◆ **TASK STATEMENT**:
Every line of the listing must be reproduced as it stands. Leave the images behind.

◆ **EXTRACTED RECORDS**:
--- --- ---
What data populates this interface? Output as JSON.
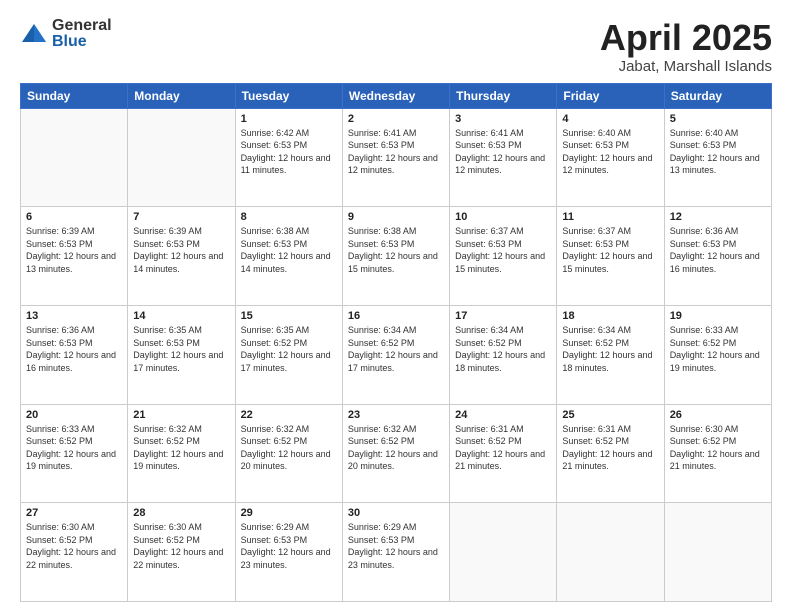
{
  "logo": {
    "general": "General",
    "blue": "Blue"
  },
  "title": {
    "month": "April 2025",
    "location": "Jabat, Marshall Islands"
  },
  "weekdays": [
    "Sunday",
    "Monday",
    "Tuesday",
    "Wednesday",
    "Thursday",
    "Friday",
    "Saturday"
  ],
  "weeks": [
    [
      {
        "day": null,
        "info": null
      },
      {
        "day": null,
        "info": null
      },
      {
        "day": "1",
        "info": "Sunrise: 6:42 AM\nSunset: 6:53 PM\nDaylight: 12 hours and 11 minutes."
      },
      {
        "day": "2",
        "info": "Sunrise: 6:41 AM\nSunset: 6:53 PM\nDaylight: 12 hours and 12 minutes."
      },
      {
        "day": "3",
        "info": "Sunrise: 6:41 AM\nSunset: 6:53 PM\nDaylight: 12 hours and 12 minutes."
      },
      {
        "day": "4",
        "info": "Sunrise: 6:40 AM\nSunset: 6:53 PM\nDaylight: 12 hours and 12 minutes."
      },
      {
        "day": "5",
        "info": "Sunrise: 6:40 AM\nSunset: 6:53 PM\nDaylight: 12 hours and 13 minutes."
      }
    ],
    [
      {
        "day": "6",
        "info": "Sunrise: 6:39 AM\nSunset: 6:53 PM\nDaylight: 12 hours and 13 minutes."
      },
      {
        "day": "7",
        "info": "Sunrise: 6:39 AM\nSunset: 6:53 PM\nDaylight: 12 hours and 14 minutes."
      },
      {
        "day": "8",
        "info": "Sunrise: 6:38 AM\nSunset: 6:53 PM\nDaylight: 12 hours and 14 minutes."
      },
      {
        "day": "9",
        "info": "Sunrise: 6:38 AM\nSunset: 6:53 PM\nDaylight: 12 hours and 15 minutes."
      },
      {
        "day": "10",
        "info": "Sunrise: 6:37 AM\nSunset: 6:53 PM\nDaylight: 12 hours and 15 minutes."
      },
      {
        "day": "11",
        "info": "Sunrise: 6:37 AM\nSunset: 6:53 PM\nDaylight: 12 hours and 15 minutes."
      },
      {
        "day": "12",
        "info": "Sunrise: 6:36 AM\nSunset: 6:53 PM\nDaylight: 12 hours and 16 minutes."
      }
    ],
    [
      {
        "day": "13",
        "info": "Sunrise: 6:36 AM\nSunset: 6:53 PM\nDaylight: 12 hours and 16 minutes."
      },
      {
        "day": "14",
        "info": "Sunrise: 6:35 AM\nSunset: 6:53 PM\nDaylight: 12 hours and 17 minutes."
      },
      {
        "day": "15",
        "info": "Sunrise: 6:35 AM\nSunset: 6:52 PM\nDaylight: 12 hours and 17 minutes."
      },
      {
        "day": "16",
        "info": "Sunrise: 6:34 AM\nSunset: 6:52 PM\nDaylight: 12 hours and 17 minutes."
      },
      {
        "day": "17",
        "info": "Sunrise: 6:34 AM\nSunset: 6:52 PM\nDaylight: 12 hours and 18 minutes."
      },
      {
        "day": "18",
        "info": "Sunrise: 6:34 AM\nSunset: 6:52 PM\nDaylight: 12 hours and 18 minutes."
      },
      {
        "day": "19",
        "info": "Sunrise: 6:33 AM\nSunset: 6:52 PM\nDaylight: 12 hours and 19 minutes."
      }
    ],
    [
      {
        "day": "20",
        "info": "Sunrise: 6:33 AM\nSunset: 6:52 PM\nDaylight: 12 hours and 19 minutes."
      },
      {
        "day": "21",
        "info": "Sunrise: 6:32 AM\nSunset: 6:52 PM\nDaylight: 12 hours and 19 minutes."
      },
      {
        "day": "22",
        "info": "Sunrise: 6:32 AM\nSunset: 6:52 PM\nDaylight: 12 hours and 20 minutes."
      },
      {
        "day": "23",
        "info": "Sunrise: 6:32 AM\nSunset: 6:52 PM\nDaylight: 12 hours and 20 minutes."
      },
      {
        "day": "24",
        "info": "Sunrise: 6:31 AM\nSunset: 6:52 PM\nDaylight: 12 hours and 21 minutes."
      },
      {
        "day": "25",
        "info": "Sunrise: 6:31 AM\nSunset: 6:52 PM\nDaylight: 12 hours and 21 minutes."
      },
      {
        "day": "26",
        "info": "Sunrise: 6:30 AM\nSunset: 6:52 PM\nDaylight: 12 hours and 21 minutes."
      }
    ],
    [
      {
        "day": "27",
        "info": "Sunrise: 6:30 AM\nSunset: 6:52 PM\nDaylight: 12 hours and 22 minutes."
      },
      {
        "day": "28",
        "info": "Sunrise: 6:30 AM\nSunset: 6:52 PM\nDaylight: 12 hours and 22 minutes."
      },
      {
        "day": "29",
        "info": "Sunrise: 6:29 AM\nSunset: 6:53 PM\nDaylight: 12 hours and 23 minutes."
      },
      {
        "day": "30",
        "info": "Sunrise: 6:29 AM\nSunset: 6:53 PM\nDaylight: 12 hours and 23 minutes."
      },
      {
        "day": null,
        "info": null
      },
      {
        "day": null,
        "info": null
      },
      {
        "day": null,
        "info": null
      }
    ]
  ]
}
--- --- ---
◆ **ANSWER IN FULL**:
What data populates this interface? Output as JSON.
{
  "logo": {
    "general": "General",
    "blue": "Blue"
  },
  "title": {
    "month": "April 2025",
    "location": "Jabat, Marshall Islands"
  },
  "weekdays": [
    "Sunday",
    "Monday",
    "Tuesday",
    "Wednesday",
    "Thursday",
    "Friday",
    "Saturday"
  ],
  "weeks": [
    [
      {
        "day": null,
        "info": null
      },
      {
        "day": null,
        "info": null
      },
      {
        "day": "1",
        "info": "Sunrise: 6:42 AM\nSunset: 6:53 PM\nDaylight: 12 hours and 11 minutes."
      },
      {
        "day": "2",
        "info": "Sunrise: 6:41 AM\nSunset: 6:53 PM\nDaylight: 12 hours and 12 minutes."
      },
      {
        "day": "3",
        "info": "Sunrise: 6:41 AM\nSunset: 6:53 PM\nDaylight: 12 hours and 12 minutes."
      },
      {
        "day": "4",
        "info": "Sunrise: 6:40 AM\nSunset: 6:53 PM\nDaylight: 12 hours and 12 minutes."
      },
      {
        "day": "5",
        "info": "Sunrise: 6:40 AM\nSunset: 6:53 PM\nDaylight: 12 hours and 13 minutes."
      }
    ],
    [
      {
        "day": "6",
        "info": "Sunrise: 6:39 AM\nSunset: 6:53 PM\nDaylight: 12 hours and 13 minutes."
      },
      {
        "day": "7",
        "info": "Sunrise: 6:39 AM\nSunset: 6:53 PM\nDaylight: 12 hours and 14 minutes."
      },
      {
        "day": "8",
        "info": "Sunrise: 6:38 AM\nSunset: 6:53 PM\nDaylight: 12 hours and 14 minutes."
      },
      {
        "day": "9",
        "info": "Sunrise: 6:38 AM\nSunset: 6:53 PM\nDaylight: 12 hours and 15 minutes."
      },
      {
        "day": "10",
        "info": "Sunrise: 6:37 AM\nSunset: 6:53 PM\nDaylight: 12 hours and 15 minutes."
      },
      {
        "day": "11",
        "info": "Sunrise: 6:37 AM\nSunset: 6:53 PM\nDaylight: 12 hours and 15 minutes."
      },
      {
        "day": "12",
        "info": "Sunrise: 6:36 AM\nSunset: 6:53 PM\nDaylight: 12 hours and 16 minutes."
      }
    ],
    [
      {
        "day": "13",
        "info": "Sunrise: 6:36 AM\nSunset: 6:53 PM\nDaylight: 12 hours and 16 minutes."
      },
      {
        "day": "14",
        "info": "Sunrise: 6:35 AM\nSunset: 6:53 PM\nDaylight: 12 hours and 17 minutes."
      },
      {
        "day": "15",
        "info": "Sunrise: 6:35 AM\nSunset: 6:52 PM\nDaylight: 12 hours and 17 minutes."
      },
      {
        "day": "16",
        "info": "Sunrise: 6:34 AM\nSunset: 6:52 PM\nDaylight: 12 hours and 17 minutes."
      },
      {
        "day": "17",
        "info": "Sunrise: 6:34 AM\nSunset: 6:52 PM\nDaylight: 12 hours and 18 minutes."
      },
      {
        "day": "18",
        "info": "Sunrise: 6:34 AM\nSunset: 6:52 PM\nDaylight: 12 hours and 18 minutes."
      },
      {
        "day": "19",
        "info": "Sunrise: 6:33 AM\nSunset: 6:52 PM\nDaylight: 12 hours and 19 minutes."
      }
    ],
    [
      {
        "day": "20",
        "info": "Sunrise: 6:33 AM\nSunset: 6:52 PM\nDaylight: 12 hours and 19 minutes."
      },
      {
        "day": "21",
        "info": "Sunrise: 6:32 AM\nSunset: 6:52 PM\nDaylight: 12 hours and 19 minutes."
      },
      {
        "day": "22",
        "info": "Sunrise: 6:32 AM\nSunset: 6:52 PM\nDaylight: 12 hours and 20 minutes."
      },
      {
        "day": "23",
        "info": "Sunrise: 6:32 AM\nSunset: 6:52 PM\nDaylight: 12 hours and 20 minutes."
      },
      {
        "day": "24",
        "info": "Sunrise: 6:31 AM\nSunset: 6:52 PM\nDaylight: 12 hours and 21 minutes."
      },
      {
        "day": "25",
        "info": "Sunrise: 6:31 AM\nSunset: 6:52 PM\nDaylight: 12 hours and 21 minutes."
      },
      {
        "day": "26",
        "info": "Sunrise: 6:30 AM\nSunset: 6:52 PM\nDaylight: 12 hours and 21 minutes."
      }
    ],
    [
      {
        "day": "27",
        "info": "Sunrise: 6:30 AM\nSunset: 6:52 PM\nDaylight: 12 hours and 22 minutes."
      },
      {
        "day": "28",
        "info": "Sunrise: 6:30 AM\nSunset: 6:52 PM\nDaylight: 12 hours and 22 minutes."
      },
      {
        "day": "29",
        "info": "Sunrise: 6:29 AM\nSunset: 6:53 PM\nDaylight: 12 hours and 23 minutes."
      },
      {
        "day": "30",
        "info": "Sunrise: 6:29 AM\nSunset: 6:53 PM\nDaylight: 12 hours and 23 minutes."
      },
      {
        "day": null,
        "info": null
      },
      {
        "day": null,
        "info": null
      },
      {
        "day": null,
        "info": null
      }
    ]
  ]
}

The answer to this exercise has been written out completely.